begin
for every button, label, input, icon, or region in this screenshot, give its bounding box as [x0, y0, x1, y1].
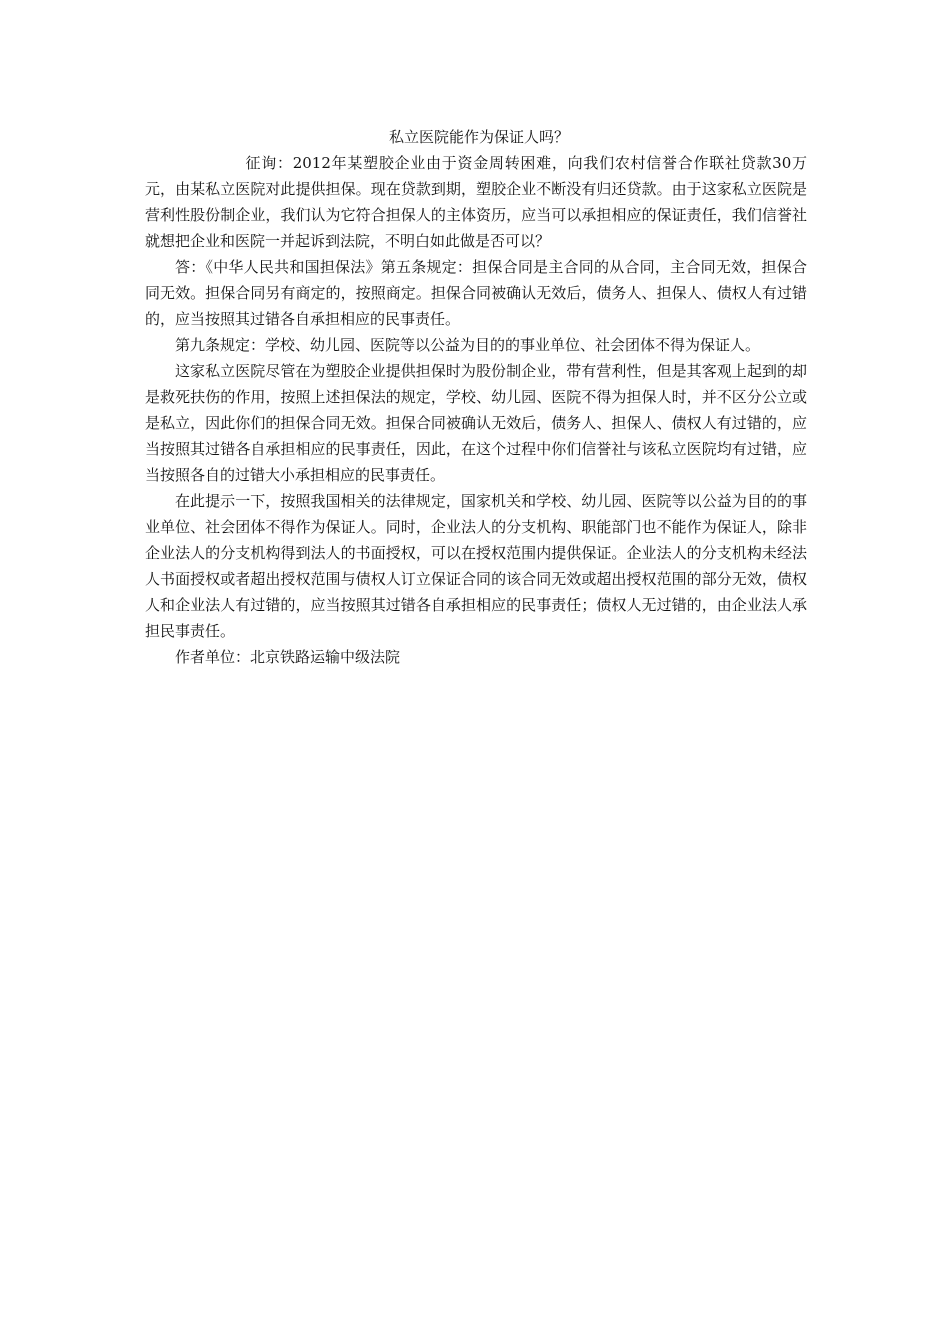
paragraph-reminder: 在此提示一下，按照我国相关的法律规定，国家机关和学校、幼儿园、医院等以公益为目的的事业单位、社会团体不得作为保证人。同时，企业法人的分支机构、职能部门也不能作为保证人，除非企业法人的分支机构得到法人的书面授权，可以在授权范围内提供保证。企业法人的分支机构未经法人书面授权或者超出授权范围与债权人订立保证合同的该合同无效或超出授权范围的部分无效，债权人和企业法人有过错的，应当按照其过错各自承担相应的民事责任；债权人无过错的，由企业法人承担民事责任。 [145, 492, 807, 640]
paragraph-author-unit: 作者单位：北京铁路运输中级法院 [175, 648, 401, 666]
document-body [145, 124, 807, 670]
paragraph-inquiry: 征询：2012年某塑胶企业由于资金周转困难，向我们农村信誉合作联社贷款30万元，由某私立医院对此提供担保。现在贷款到期，塑胶企业不断没有归还贷款。由于这家私立医院是营利性股份制企业，我们认为它符合担保人的主体资历，应当可以承担相应的保证责任，我们信誉社就想把企业和医院一并起诉到法院，不明白如此做是否可以？ [145, 154, 807, 250]
paragraph-answer: 答：《中华人民共和国担保法》第五条规定：担保合同是主合同的从合同，主合同无效，担保合同无效。担保合同另有商定的，按照商定。担保合同被确认无效后，债务人、担保人、债权人有过错的，应当按照其过错各自承担相应的民事责任。 [145, 258, 807, 328]
paragraph-article-nine: 第九条规定：学校、幼儿园、医院等以公益为目的的事业单位、社会团体不得为保证人。 [175, 336, 761, 354]
paragraph-analysis: 这家私立医院尽管在为塑胶企业提供担保时为股份制企业，带有营利性，但是其客观上起到的却是救死扶伤的作用，按照上述担保法的规定，学校、幼儿园、医院不得为担保人时，并不区分公立或是私立，因此你们的担保合同无效。担保合同被确认无效后，债务人、担保人、债权人有过错的，应当按照其过错各自承担相应的民事责任，因此，在这个过程中你们信誉社与该私立医院均有过错，应当按照各自的过错大小承担相应的民事责任。 [145, 362, 807, 484]
page-title: 私立医院能作为保证人吗？ [388, 128, 569, 146]
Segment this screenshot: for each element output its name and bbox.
end
(Directive) Rewrite the listing above with "screenshot" replaced by "page image" and everything else left as it is. Omit the pictures from your answer.

(Solution to the problem)
for every button, label, input, icon, or region in this page image, give its bounding box as [x0, y0, x1, y1].
paragraph-reminder: 在此提示一下，按照我国相关的法律规定，国家机关和学校、幼儿园、医院等以公益为目的的事业单位、社会团体不得作为保证人。同时，企业法人的分支机构、职能部门也不能作为保证人，除非企业法人的分支机构得到法人的书面授权，可以在授权范围内提供保证。企业法人的分支机构未经法人书面授权或者超出授权范围与债权人订立保证合同的该合同无效或超出授权范围的部分无效，债权人和企业法人有过错的，应当按照其过错各自承担相应的民事责任；债权人无过错的，由企业法人承担民事责任。 [145, 492, 807, 640]
paragraph-author-unit: 作者单位：北京铁路运输中级法院 [175, 648, 401, 666]
document-body [145, 124, 807, 670]
paragraph-inquiry: 征询：2012年某塑胶企业由于资金周转困难，向我们农村信誉合作联社贷款30万元，由某私立医院对此提供担保。现在贷款到期，塑胶企业不断没有归还贷款。由于这家私立医院是营利性股份制企业，我们认为它符合担保人的主体资历，应当可以承担相应的保证责任，我们信誉社就想把企业和医院一并起诉到法院，不明白如此做是否可以？ [145, 154, 807, 250]
paragraph-answer: 答：《中华人民共和国担保法》第五条规定：担保合同是主合同的从合同，主合同无效，担保合同无效。担保合同另有商定的，按照商定。担保合同被确认无效后，债务人、担保人、债权人有过错的，应当按照其过错各自承担相应的民事责任。 [145, 258, 807, 328]
paragraph-article-nine: 第九条规定：学校、幼儿园、医院等以公益为目的的事业单位、社会团体不得为保证人。 [175, 336, 761, 354]
paragraph-analysis: 这家私立医院尽管在为塑胶企业提供担保时为股份制企业，带有营利性，但是其客观上起到的却是救死扶伤的作用，按照上述担保法的规定，学校、幼儿园、医院不得为担保人时，并不区分公立或是私立，因此你们的担保合同无效。担保合同被确认无效后，债务人、担保人、债权人有过错的，应当按照其过错各自承担相应的民事责任，因此，在这个过程中你们信誉社与该私立医院均有过错，应当按照各自的过错大小承担相应的民事责任。 [145, 362, 807, 484]
page-title: 私立医院能作为保证人吗？ [388, 128, 569, 146]
Segment this page image: for each element output its name and bbox.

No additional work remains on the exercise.